Reproduce, unaltered, the lines of the records from the one containing "Itemize the components" up to and including the one containing "section-heading-4: （四）加强配合，注重宣传。 bbox=[240, 1043, 670, 1081]".
# Start of GIVEN RECORDS
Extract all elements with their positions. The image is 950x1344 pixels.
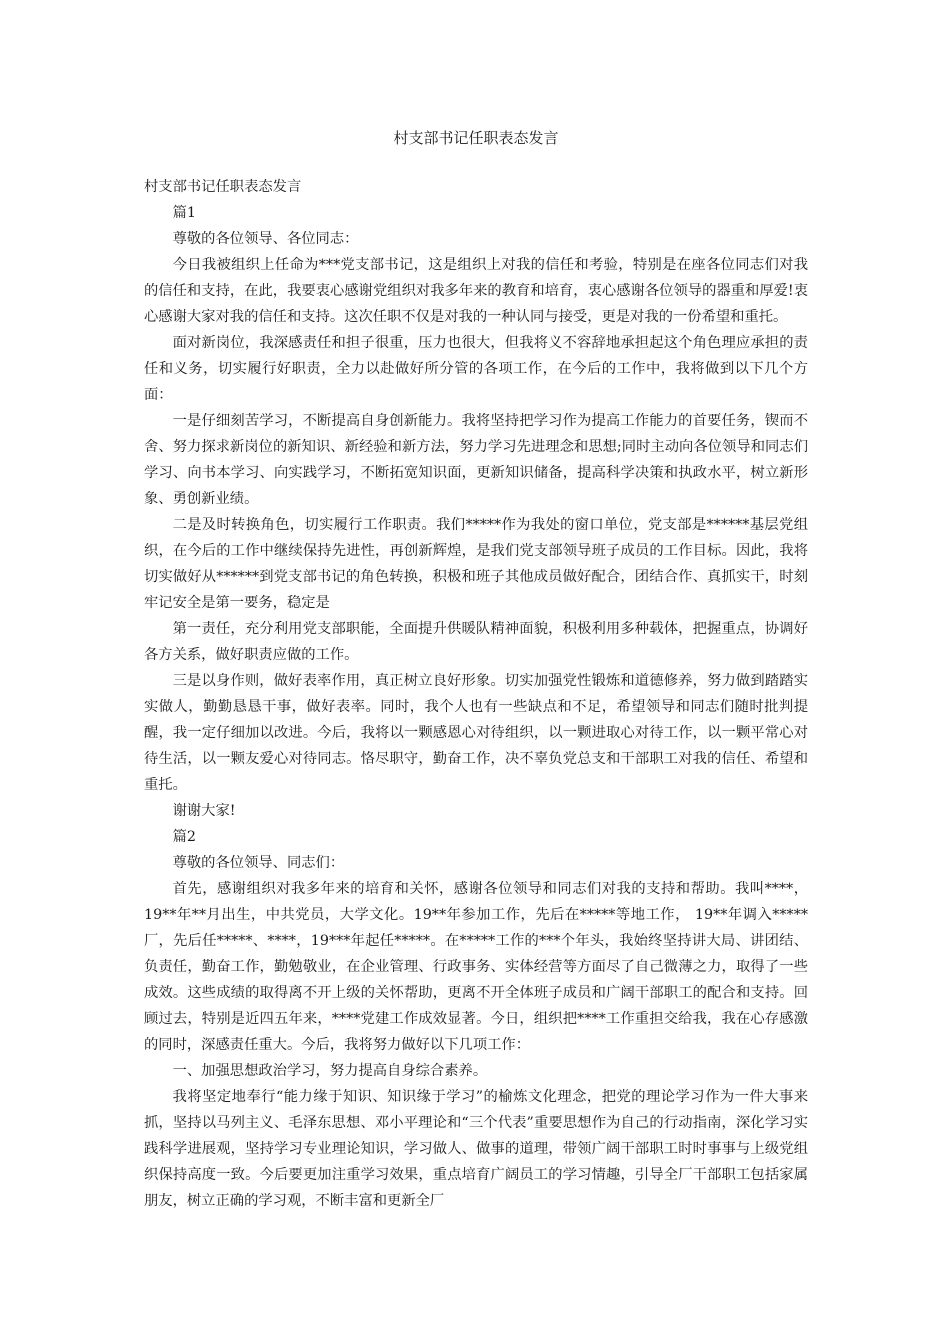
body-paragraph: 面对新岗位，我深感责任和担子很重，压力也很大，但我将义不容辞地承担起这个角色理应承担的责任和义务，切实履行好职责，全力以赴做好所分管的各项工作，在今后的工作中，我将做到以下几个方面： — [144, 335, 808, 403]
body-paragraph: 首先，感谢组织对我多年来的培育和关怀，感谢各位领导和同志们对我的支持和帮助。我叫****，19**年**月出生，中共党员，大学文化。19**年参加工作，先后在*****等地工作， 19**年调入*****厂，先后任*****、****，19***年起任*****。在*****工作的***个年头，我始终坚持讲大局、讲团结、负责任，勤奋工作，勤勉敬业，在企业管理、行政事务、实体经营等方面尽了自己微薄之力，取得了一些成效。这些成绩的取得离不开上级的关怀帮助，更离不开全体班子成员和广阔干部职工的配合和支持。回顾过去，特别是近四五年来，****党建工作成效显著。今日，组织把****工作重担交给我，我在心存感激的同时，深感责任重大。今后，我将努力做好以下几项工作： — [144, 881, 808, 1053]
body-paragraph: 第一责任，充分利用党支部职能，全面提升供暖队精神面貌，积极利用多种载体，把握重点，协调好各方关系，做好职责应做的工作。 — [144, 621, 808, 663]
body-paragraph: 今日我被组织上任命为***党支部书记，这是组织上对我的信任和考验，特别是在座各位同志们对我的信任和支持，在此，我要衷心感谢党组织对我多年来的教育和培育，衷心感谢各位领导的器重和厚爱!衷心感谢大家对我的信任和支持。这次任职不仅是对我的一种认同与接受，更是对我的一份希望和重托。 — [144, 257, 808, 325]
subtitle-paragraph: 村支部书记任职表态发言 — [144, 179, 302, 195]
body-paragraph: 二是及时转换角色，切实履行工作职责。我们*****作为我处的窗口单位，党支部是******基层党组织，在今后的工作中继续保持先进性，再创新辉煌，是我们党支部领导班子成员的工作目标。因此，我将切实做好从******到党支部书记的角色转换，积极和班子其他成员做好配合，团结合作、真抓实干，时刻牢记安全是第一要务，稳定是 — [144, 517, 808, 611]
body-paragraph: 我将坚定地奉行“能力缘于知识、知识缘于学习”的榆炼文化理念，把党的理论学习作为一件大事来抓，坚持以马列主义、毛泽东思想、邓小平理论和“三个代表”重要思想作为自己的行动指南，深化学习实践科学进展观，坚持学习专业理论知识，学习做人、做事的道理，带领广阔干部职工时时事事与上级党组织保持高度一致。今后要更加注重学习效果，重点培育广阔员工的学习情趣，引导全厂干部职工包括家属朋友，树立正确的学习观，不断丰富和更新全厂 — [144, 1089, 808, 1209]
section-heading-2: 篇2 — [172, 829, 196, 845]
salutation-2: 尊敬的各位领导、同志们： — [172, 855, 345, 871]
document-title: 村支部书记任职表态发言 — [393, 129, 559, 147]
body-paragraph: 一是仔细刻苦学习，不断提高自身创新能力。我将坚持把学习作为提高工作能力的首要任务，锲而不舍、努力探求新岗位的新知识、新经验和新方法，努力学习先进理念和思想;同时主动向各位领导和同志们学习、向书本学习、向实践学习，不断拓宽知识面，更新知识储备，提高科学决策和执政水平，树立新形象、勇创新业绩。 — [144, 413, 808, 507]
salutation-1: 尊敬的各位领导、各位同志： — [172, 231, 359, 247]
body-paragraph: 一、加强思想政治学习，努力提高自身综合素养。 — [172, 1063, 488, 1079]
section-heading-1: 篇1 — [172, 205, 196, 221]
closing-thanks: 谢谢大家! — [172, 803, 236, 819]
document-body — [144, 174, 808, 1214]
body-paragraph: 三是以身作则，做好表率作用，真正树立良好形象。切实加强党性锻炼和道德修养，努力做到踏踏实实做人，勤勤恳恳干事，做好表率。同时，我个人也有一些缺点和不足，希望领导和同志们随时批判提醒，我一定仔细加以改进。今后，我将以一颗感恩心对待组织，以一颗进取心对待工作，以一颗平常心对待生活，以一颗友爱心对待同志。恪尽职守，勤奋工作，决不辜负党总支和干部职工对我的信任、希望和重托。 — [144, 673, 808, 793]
# End of GIVEN RECORDS
# Start of GIVEN RECORDS
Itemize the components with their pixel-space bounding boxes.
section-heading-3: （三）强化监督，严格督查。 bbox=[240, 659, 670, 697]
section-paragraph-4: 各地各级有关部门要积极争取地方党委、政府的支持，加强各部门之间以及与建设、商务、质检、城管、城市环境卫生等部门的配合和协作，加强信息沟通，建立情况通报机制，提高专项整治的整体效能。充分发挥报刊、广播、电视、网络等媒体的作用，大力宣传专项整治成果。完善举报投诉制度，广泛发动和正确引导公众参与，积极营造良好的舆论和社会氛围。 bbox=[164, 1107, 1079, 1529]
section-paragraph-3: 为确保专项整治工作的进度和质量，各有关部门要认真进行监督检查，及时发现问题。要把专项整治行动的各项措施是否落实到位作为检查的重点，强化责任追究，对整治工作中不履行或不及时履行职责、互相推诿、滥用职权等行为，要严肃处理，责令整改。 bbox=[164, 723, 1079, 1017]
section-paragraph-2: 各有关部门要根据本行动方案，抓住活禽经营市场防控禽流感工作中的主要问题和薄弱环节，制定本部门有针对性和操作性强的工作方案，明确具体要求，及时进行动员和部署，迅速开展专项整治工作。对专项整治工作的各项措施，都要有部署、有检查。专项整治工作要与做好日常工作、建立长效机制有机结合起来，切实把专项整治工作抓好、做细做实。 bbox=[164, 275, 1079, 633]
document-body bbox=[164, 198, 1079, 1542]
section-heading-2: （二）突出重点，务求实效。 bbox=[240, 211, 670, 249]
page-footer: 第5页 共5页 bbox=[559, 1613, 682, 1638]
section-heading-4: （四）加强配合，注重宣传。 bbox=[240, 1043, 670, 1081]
# End of GIVEN RECORDS
# Start of GIVEN RECORDS
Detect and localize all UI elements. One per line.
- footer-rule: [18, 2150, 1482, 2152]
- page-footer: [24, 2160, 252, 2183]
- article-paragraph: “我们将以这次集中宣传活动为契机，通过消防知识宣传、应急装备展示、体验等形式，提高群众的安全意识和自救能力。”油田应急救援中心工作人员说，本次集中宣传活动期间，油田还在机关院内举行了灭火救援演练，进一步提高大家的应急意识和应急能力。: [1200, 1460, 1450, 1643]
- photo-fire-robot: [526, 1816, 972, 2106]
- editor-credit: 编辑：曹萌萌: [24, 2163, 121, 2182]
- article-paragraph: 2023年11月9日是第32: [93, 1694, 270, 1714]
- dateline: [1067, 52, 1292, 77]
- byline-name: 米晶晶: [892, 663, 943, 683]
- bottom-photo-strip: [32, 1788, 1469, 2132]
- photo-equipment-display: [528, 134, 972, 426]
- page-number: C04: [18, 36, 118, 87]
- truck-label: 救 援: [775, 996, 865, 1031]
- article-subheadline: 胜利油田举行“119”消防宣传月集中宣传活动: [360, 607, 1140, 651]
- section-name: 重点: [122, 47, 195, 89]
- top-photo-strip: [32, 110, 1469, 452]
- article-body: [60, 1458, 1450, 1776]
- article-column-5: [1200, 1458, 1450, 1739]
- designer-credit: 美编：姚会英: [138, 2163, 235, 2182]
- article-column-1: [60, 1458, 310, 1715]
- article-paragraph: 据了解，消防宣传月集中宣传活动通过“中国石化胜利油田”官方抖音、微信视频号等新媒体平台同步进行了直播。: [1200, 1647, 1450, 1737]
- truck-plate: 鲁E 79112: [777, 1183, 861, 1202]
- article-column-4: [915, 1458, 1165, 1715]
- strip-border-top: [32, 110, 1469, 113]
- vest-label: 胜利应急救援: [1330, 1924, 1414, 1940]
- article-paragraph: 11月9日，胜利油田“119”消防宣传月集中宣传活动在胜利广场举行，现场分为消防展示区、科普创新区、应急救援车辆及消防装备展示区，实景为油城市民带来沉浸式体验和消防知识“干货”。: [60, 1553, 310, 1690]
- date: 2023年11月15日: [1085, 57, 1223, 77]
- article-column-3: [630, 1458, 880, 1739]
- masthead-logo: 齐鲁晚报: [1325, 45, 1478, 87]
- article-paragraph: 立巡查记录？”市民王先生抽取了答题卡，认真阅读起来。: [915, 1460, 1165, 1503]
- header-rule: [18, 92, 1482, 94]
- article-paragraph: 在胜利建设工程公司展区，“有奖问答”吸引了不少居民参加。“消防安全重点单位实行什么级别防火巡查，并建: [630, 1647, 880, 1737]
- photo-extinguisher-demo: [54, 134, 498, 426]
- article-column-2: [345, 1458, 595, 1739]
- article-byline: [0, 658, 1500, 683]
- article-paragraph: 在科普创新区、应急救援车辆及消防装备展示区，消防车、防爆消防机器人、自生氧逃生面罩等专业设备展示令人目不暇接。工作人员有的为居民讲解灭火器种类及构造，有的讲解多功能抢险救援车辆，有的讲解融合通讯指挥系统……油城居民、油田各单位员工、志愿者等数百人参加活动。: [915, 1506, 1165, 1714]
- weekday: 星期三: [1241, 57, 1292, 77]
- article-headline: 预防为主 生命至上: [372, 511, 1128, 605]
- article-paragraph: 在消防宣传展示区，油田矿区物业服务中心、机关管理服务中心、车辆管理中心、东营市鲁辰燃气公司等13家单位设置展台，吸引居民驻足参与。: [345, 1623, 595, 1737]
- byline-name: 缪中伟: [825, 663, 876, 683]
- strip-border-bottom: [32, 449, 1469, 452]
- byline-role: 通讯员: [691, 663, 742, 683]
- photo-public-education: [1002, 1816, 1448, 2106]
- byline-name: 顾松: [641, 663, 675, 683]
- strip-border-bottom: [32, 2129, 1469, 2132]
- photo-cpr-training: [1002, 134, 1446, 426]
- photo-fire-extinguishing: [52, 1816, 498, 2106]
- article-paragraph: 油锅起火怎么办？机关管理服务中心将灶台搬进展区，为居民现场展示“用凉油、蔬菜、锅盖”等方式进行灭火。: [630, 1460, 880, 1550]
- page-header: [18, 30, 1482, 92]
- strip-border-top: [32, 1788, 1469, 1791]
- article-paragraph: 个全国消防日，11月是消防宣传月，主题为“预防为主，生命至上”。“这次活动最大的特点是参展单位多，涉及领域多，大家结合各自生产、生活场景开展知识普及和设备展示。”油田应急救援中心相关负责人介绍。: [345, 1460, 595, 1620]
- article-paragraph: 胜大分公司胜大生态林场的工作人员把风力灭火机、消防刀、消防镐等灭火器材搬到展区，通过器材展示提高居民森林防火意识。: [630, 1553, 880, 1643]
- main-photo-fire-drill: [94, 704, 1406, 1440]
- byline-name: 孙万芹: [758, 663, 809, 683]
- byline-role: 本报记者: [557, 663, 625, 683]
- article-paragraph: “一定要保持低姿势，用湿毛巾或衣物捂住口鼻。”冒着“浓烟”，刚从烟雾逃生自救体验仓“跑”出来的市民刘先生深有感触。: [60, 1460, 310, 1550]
# End of GIVEN RECORDS
REPLY:
Itemize the components with their pixel-space bounding boxes.
section-heading-3: （三）强化监督，严格督查。 bbox=[240, 659, 670, 697]
section-paragraph-4: 各地各级有关部门要积极争取地方党委、政府的支持，加强各部门之间以及与建设、商务、质检、城管、城市环境卫生等部门的配合和协作，加强信息沟通，建立情况通报机制，提高专项整治的整体效能。充分发挥报刊、广播、电视、网络等媒体的作用，大力宣传专项整治成果。完善举报投诉制度，广泛发动和正确引导公众参与，积极营造良好的舆论和社会氛围。 bbox=[164, 1107, 1079, 1529]
section-paragraph-3: 为确保专项整治工作的进度和质量，各有关部门要认真进行监督检查，及时发现问题。要把专项整治行动的各项措施是否落实到位作为检查的重点，强化责任追究，对整治工作中不履行或不及时履行职责、互相推诿、滥用职权等行为，要严肃处理，责令整改。 bbox=[164, 723, 1079, 1017]
section-paragraph-2: 各有关部门要根据本行动方案，抓住活禽经营市场防控禽流感工作中的主要问题和薄弱环节，制定本部门有针对性和操作性强的工作方案，明确具体要求，及时进行动员和部署，迅速开展专项整治工作。对专项整治工作的各项措施，都要有部署、有检查。专项整治工作要与做好日常工作、建立长效机制有机结合起来，切实把专项整治工作抓好、做细做实。 bbox=[164, 275, 1079, 633]
document-body bbox=[164, 198, 1079, 1542]
section-heading-2: （二）突出重点，务求实效。 bbox=[240, 211, 670, 249]
page-footer: 第5页 共5页 bbox=[559, 1613, 682, 1638]
section-heading-4: （四）加强配合，注重宣传。 bbox=[240, 1043, 670, 1081]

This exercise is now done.